--- Given entries ---
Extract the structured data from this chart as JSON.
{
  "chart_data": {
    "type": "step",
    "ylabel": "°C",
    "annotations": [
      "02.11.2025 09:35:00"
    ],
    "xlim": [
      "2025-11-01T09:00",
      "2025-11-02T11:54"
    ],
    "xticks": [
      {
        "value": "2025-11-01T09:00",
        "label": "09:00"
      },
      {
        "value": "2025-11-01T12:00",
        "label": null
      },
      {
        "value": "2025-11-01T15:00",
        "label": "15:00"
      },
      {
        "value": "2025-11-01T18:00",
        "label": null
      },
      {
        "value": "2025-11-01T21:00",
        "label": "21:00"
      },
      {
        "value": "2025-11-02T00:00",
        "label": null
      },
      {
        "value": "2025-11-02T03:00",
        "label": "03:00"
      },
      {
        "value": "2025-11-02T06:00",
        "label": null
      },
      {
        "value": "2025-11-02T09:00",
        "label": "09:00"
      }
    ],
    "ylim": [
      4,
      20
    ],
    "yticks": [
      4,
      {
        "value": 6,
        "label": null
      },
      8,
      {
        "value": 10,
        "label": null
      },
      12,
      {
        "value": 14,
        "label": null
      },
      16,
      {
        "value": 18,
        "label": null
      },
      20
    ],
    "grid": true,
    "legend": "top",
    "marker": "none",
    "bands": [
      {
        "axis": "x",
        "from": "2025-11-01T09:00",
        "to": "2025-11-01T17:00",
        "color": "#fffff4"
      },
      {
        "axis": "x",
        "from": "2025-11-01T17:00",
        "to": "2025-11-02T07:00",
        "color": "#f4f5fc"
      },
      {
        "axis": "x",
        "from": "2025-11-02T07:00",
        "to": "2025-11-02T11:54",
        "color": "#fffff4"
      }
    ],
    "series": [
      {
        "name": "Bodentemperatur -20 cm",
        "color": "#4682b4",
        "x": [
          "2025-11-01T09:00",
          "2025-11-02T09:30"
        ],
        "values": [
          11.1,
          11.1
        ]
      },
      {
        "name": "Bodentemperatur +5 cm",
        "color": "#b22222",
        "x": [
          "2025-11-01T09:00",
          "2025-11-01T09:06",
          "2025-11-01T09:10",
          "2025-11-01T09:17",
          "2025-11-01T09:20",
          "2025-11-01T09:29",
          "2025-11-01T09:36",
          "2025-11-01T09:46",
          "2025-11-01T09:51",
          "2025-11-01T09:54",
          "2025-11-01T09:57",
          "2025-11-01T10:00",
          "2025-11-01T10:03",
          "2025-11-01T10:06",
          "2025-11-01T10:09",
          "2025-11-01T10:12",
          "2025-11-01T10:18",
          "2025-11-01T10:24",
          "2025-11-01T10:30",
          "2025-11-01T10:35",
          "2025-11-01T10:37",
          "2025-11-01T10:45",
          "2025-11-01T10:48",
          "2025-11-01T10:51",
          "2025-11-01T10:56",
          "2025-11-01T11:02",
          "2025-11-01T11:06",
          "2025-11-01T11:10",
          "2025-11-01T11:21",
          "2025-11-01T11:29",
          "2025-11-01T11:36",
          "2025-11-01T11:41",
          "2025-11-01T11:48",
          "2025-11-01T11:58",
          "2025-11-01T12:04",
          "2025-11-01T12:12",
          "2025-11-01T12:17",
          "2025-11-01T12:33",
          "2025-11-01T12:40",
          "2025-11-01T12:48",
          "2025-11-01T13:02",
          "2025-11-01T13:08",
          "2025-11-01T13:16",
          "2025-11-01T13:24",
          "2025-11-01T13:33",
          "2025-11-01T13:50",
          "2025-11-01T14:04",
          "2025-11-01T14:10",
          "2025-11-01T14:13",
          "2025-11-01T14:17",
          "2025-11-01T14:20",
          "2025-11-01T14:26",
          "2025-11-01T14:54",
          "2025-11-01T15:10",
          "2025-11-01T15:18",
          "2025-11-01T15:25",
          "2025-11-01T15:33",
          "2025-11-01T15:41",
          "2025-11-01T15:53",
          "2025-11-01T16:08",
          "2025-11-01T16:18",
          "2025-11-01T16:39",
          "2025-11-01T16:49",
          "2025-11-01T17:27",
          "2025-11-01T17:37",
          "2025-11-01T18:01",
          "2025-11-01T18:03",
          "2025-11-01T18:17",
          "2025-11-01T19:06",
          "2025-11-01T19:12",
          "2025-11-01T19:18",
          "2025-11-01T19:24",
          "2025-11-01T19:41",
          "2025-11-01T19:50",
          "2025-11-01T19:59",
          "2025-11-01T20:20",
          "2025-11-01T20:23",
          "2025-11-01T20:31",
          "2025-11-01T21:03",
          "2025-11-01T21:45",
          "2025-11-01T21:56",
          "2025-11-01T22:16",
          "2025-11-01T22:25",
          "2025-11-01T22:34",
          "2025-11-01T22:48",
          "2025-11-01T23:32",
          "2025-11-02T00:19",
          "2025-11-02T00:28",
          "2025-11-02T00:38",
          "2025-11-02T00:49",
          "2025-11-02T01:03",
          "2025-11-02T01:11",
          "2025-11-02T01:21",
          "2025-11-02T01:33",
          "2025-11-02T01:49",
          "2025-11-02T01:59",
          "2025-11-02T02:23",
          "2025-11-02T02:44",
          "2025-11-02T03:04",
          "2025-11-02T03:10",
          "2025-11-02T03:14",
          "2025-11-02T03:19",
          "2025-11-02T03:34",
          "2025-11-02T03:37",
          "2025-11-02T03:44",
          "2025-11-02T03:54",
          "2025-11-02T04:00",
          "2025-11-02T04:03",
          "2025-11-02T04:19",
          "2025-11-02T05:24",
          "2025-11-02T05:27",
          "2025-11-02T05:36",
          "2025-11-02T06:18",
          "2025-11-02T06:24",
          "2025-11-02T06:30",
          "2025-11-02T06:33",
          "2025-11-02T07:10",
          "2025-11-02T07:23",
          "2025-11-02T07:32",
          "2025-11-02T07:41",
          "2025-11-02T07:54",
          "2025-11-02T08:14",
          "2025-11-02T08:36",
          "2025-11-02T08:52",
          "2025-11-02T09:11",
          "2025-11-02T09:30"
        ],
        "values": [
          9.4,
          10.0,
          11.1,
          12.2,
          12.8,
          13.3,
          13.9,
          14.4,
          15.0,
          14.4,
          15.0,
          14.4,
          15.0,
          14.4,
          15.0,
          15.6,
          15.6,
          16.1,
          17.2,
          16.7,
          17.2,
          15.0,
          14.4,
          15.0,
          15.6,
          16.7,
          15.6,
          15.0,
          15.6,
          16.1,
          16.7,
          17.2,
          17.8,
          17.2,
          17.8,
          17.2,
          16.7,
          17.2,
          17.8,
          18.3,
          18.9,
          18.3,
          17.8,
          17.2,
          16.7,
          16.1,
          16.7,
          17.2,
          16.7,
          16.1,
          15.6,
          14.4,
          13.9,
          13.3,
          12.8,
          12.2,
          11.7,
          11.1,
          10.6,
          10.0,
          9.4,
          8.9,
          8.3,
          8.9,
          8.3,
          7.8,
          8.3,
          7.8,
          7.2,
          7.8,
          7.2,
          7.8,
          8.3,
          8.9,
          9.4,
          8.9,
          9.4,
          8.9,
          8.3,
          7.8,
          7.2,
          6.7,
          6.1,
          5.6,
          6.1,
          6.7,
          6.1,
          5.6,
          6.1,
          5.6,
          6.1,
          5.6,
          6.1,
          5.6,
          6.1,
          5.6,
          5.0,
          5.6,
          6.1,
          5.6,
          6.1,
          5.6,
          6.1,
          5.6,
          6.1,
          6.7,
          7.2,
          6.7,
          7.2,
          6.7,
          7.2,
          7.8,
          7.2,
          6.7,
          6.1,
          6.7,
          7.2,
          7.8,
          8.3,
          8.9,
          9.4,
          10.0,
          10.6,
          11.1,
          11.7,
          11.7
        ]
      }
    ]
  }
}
---
Exercise aim
Pick out every line above that holds the word "name" and copy it.

Task response
        "name": "Bodentemperatur -20 cm",
        "name": "Bodentemperatur +5 cm",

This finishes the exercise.